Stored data
* begin *
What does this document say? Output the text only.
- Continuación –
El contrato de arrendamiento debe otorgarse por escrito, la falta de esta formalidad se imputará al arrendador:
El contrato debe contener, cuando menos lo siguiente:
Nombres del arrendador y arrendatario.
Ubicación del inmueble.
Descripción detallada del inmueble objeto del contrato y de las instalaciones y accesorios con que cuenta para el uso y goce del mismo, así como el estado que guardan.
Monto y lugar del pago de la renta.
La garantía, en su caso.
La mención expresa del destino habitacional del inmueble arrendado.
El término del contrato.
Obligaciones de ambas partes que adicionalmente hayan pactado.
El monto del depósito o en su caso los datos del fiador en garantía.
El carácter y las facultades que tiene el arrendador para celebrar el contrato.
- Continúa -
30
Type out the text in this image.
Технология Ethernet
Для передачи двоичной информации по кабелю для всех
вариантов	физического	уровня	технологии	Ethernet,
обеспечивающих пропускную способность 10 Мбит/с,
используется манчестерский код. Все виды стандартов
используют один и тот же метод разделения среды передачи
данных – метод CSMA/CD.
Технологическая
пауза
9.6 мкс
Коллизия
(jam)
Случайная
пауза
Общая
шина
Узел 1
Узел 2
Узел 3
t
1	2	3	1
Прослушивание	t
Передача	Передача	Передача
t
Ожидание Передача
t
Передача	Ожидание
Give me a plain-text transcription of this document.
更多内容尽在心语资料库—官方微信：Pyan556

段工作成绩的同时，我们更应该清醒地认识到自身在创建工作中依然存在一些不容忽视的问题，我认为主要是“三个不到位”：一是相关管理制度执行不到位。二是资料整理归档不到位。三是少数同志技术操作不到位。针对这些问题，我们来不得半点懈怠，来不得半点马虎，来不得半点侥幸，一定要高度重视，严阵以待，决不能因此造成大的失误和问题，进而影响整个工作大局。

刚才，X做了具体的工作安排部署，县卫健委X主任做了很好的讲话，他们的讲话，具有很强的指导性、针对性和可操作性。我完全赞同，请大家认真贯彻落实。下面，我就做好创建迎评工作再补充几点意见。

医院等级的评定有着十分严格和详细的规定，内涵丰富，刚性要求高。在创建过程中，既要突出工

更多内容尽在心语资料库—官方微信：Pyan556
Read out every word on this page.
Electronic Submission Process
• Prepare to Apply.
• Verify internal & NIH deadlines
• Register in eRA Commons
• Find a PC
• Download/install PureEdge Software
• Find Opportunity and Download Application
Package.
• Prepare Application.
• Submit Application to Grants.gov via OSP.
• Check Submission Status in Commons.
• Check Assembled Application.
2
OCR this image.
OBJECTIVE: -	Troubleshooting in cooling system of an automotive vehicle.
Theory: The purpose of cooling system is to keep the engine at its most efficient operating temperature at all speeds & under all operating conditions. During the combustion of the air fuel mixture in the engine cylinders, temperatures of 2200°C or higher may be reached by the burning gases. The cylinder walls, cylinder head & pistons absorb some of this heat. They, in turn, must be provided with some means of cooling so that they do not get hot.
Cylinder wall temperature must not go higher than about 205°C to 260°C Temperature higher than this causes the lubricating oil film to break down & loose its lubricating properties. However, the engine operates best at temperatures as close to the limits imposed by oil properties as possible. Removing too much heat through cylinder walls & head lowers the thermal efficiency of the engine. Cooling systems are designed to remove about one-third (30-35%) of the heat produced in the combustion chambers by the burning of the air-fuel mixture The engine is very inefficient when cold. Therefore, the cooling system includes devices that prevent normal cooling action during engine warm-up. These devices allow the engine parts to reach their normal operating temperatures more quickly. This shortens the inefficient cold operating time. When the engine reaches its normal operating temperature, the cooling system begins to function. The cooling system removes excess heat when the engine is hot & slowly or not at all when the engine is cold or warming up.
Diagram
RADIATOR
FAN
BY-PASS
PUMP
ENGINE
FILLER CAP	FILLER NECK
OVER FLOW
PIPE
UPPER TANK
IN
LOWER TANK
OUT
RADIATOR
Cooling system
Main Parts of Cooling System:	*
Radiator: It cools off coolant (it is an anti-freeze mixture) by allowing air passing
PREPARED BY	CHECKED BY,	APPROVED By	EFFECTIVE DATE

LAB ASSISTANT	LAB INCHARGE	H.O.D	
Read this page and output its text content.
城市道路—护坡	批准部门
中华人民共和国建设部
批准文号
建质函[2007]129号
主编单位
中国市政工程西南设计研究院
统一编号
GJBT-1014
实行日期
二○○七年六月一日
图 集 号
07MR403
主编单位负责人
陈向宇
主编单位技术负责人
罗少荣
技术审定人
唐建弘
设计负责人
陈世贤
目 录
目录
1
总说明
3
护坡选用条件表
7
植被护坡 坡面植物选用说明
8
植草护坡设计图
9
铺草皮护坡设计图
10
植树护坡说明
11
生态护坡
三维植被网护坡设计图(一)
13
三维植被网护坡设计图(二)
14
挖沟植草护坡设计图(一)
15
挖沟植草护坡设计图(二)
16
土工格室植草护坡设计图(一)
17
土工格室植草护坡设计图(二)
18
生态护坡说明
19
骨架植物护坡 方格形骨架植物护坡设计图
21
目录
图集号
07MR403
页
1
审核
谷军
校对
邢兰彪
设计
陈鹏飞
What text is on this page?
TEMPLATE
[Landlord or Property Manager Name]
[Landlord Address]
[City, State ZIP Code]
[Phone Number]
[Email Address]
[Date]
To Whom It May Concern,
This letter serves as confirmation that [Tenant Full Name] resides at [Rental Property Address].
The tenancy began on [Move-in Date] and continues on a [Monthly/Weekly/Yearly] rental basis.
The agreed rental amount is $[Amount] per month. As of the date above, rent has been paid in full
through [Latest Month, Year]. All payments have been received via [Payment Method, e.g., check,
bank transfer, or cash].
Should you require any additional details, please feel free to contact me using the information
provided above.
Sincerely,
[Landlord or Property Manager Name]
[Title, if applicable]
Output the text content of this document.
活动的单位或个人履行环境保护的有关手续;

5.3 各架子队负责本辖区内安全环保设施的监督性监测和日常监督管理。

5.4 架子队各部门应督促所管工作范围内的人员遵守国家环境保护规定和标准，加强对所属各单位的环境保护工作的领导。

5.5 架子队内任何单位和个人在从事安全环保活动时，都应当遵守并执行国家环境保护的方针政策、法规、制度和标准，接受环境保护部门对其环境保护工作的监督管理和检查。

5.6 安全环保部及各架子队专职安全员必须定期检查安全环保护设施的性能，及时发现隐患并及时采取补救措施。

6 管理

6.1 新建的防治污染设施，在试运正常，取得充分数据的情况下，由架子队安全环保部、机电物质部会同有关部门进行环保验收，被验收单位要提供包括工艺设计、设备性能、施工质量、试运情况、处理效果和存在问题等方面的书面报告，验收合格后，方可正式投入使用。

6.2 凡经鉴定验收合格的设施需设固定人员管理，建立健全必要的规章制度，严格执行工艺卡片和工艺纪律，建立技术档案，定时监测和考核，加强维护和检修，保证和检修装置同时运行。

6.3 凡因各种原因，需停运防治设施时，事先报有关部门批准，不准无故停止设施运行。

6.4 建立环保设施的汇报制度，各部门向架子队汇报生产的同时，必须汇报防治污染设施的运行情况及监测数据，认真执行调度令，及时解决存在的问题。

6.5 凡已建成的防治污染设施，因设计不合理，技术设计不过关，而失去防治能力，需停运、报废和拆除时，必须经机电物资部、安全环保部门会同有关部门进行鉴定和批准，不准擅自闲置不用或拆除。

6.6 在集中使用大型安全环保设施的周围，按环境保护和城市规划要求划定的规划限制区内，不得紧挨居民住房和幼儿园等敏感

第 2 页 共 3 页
* end *
- **TO BE DONE**:
Extract the complete listing verbatim.

- **COMPLETE OUTPUT**:
What does this document say? Output the text only.
- Continuación –
El contrato de arrendamiento debe otorgarse por escrito, la falta de esta formalidad se imputará al arrendador:
El contrato debe contener, cuando menos lo siguiente:
Nombres del arrendador y arrendatario.
Ubicación del inmueble.
Descripción detallada del inmueble objeto del contrato y de las instalaciones y accesorios con que cuenta para el uso y goce del mismo, así como el estado que guardan.
Monto y lugar del pago de la renta.
La garantía, en su caso.
La mención expresa del destino habitacional del inmueble arrendado.
El término del contrato.
Obligaciones de ambas partes que adicionalmente hayan pactado.
El monto del depósito o en su caso los datos del fiador en garantía.
El carácter y las facultades que tiene el arrendador para celebrar el contrato.
- Continúa -
30
Type out the text in this image.
Технология Ethernet
Для передачи двоичной информации по кабелю для всех
вариантов	физического	уровня	технологии	Ethernet,
обеспечивающих пропускную способность 10 Мбит/с,
используется манчестерский код. Все виды стандартов
используют один и тот же метод разделения среды передачи
данных – метод CSMA/CD.
Технологическая
пауза
9.6 мкс
Коллизия
(jam)
Случайная
пауза
Общая
шина
Узел 1
Узел 2
Узел 3
t
1	2	3	1
Прослушивание	t
Передача	Передача	Передача
t
Ожидание Передача
t
Передача	Ожидание
Give me a plain-text transcription of this document.
更多内容尽在心语资料库—官方微信：Pyan556

段工作成绩的同时，我们更应该清醒地认识到自身在创建工作中依然存在一些不容忽视的问题，我认为主要是“三个不到位”：一是相关管理制度执行不到位。二是资料整理归档不到位。三是少数同志技术操作不到位。针对这些问题，我们来不得半点懈怠，来不得半点马虎，来不得半点侥幸，一定要高度重视，严阵以待，决不能因此造成大的失误和问题，进而影响整个工作大局。

刚才，X做了具体的工作安排部署，县卫健委X主任做了很好的讲话，他们的讲话，具有很强的指导性、针对性和可操作性。我完全赞同，请大家认真贯彻落实。下面，我就做好创建迎评工作再补充几点意见。

医院等级的评定有着十分严格和详细的规定，内涵丰富，刚性要求高。在创建过程中，既要突出工

更多内容尽在心语资料库—官方微信：Pyan556
Read out every word on this page.
Electronic Submission Process
• Prepare to Apply.
• Verify internal & NIH deadlines
• Register in eRA Commons
• Find a PC
• Download/install PureEdge Software
• Find Opportunity and Download Application
Package.
• Prepare Application.
• Submit Application to Grants.gov via OSP.
• Check Submission Status in Commons.
• Check Assembled Application.
2
OCR this image.
OBJECTIVE: -	Troubleshooting in cooling system of an automotive vehicle.
Theory: The purpose of cooling system is to keep the engine at its most efficient operating temperature at all speeds & under all operating conditions. During the combustion of the air fuel mixture in the engine cylinders, temperatures of 2200°C or higher may be reached by the burning gases. The cylinder walls, cylinder head & pistons absorb some of this heat. They, in turn, must be provided with some means of cooling so that they do not get hot.
Cylinder wall temperature must not go higher than about 205°C to 260°C Temperature higher than this causes the lubricating oil film to break down & loose its lubricating properties. However, the engine operates best at temperatures as close to the limits imposed by oil properties as possible. Removing too much heat through cylinder walls & head lowers the thermal efficiency of the engine. Cooling systems are designed to remove about one-third (30-35%) of the heat produced in the combustion chambers by the burning of the air-fuel mixture The engine is very inefficient when cold. Therefore, the cooling system includes devices that prevent normal cooling action during engine warm-up. These devices allow the engine parts to reach their normal operating temperatures more quickly. This shortens the inefficient cold operating time. When the engine reaches its normal operating temperature, the cooling system begins to function. The cooling system removes excess heat when the engine is hot & slowly or not at all when the engine is cold or warming up.
Diagram
RADIATOR
FAN
BY-PASS
PUMP
ENGINE
FILLER CAP	FILLER NECK
OVER FLOW
PIPE
UPPER TANK
IN
LOWER TANK
OUT
RADIATOR
Cooling system
Main Parts of Cooling System:	*
Radiator: It cools off coolant (it is an anti-freeze mixture) by allowing air passing
PREPARED BY	CHECKED BY,	APPROVED By	EFFECTIVE DATE

LAB ASSISTANT	LAB INCHARGE	H.O.D	
Read this page and output its text content.
城市道路—护坡	批准部门
中华人民共和国建设部
批准文号
建质函[2007]129号
主编单位
中国市政工程西南设计研究院
统一编号
GJBT-1014
实行日期
二○○七年六月一日
图 集 号
07MR403
主编单位负责人
陈向宇
主编单位技术负责人
罗少荣
技术审定人
唐建弘
设计负责人
陈世贤
目 录
目录
1
总说明
3
护坡选用条件表
7
植被护坡 坡面植物选用说明
8
植草护坡设计图
9
铺草皮护坡设计图
10
植树护坡说明
11
生态护坡
三维植被网护坡设计图(一)
13
三维植被网护坡设计图(二)
14
挖沟植草护坡设计图(一)
15
挖沟植草护坡设计图(二)
16
土工格室植草护坡设计图(一)
17
土工格室植草护坡设计图(二)
18
生态护坡说明
19
骨架植物护坡 方格形骨架植物护坡设计图
21
目录
图集号
07MR403
页
1
审核
谷军
校对
邢兰彪
设计
陈鹏飞
What text is on this page?
TEMPLATE
[Landlord or Property Manager Name]
[Landlord Address]
[City, State ZIP Code]
[Phone Number]
[Email Address]
[Date]
To Whom It May Concern,
This letter serves as confirmation that [Tenant Full Name] resides at [Rental Property Address].
The tenancy began on [Move-in Date] and continues on a [Monthly/Weekly/Yearly] rental basis.
The agreed rental amount is $[Amount] per month. As of the date above, rent has been paid in full
through [Latest Month, Year]. All payments have been received via [Payment Method, e.g., check,
bank transfer, or cash].
Should you require any additional details, please feel free to contact me using the information
provided above.
Sincerely,
[Landlord or Property Manager Name]
[Title, if applicable]
Output the text content of this document.
活动的单位或个人履行环境保护的有关手续;

5.3 各架子队负责本辖区内安全环保设施的监督性监测和日常监督管理。

5.4 架子队各部门应督促所管工作范围内的人员遵守国家环境保护规定和标准，加强对所属各单位的环境保护工作的领导。

5.5 架子队内任何单位和个人在从事安全环保活动时，都应当遵守并执行国家环境保护的方针政策、法规、制度和标准，接受环境保护部门对其环境保护工作的监督管理和检查。

5.6 安全环保部及各架子队专职安全员必须定期检查安全环保护设施的性能，及时发现隐患并及时采取补救措施。

6 管理

6.1 新建的防治污染设施，在试运正常，取得充分数据的情况下，由架子队安全环保部、机电物质部会同有关部门进行环保验收，被验收单位要提供包括工艺设计、设备性能、施工质量、试运情况、处理效果和存在问题等方面的书面报告，验收合格后，方可正式投入使用。

6.2 凡经鉴定验收合格的设施需设固定人员管理，建立健全必要的规章制度，严格执行工艺卡片和工艺纪律，建立技术档案，定时监测和考核，加强维护和检修，保证和检修装置同时运行。

6.3 凡因各种原因，需停运防治设施时，事先报有关部门批准，不准无故停止设施运行。

6.4 建立环保设施的汇报制度，各部门向架子队汇报生产的同时，必须汇报防治污染设施的运行情况及监测数据，认真执行调度令，及时解决存在的问题。

6.5 凡已建成的防治污染设施，因设计不合理，技术设计不过关，而失去防治能力，需停运、报废和拆除时，必须经机电物资部、安全环保部门会同有关部门进行鉴定和批准，不准擅自闲置不用或拆除。

6.6 在集中使用大型安全环保设施的周围，按环境保护和城市规划要求划定的规划限制区内，不得紧挨居民住房和幼儿园等敏感

第 2 页 共 3 页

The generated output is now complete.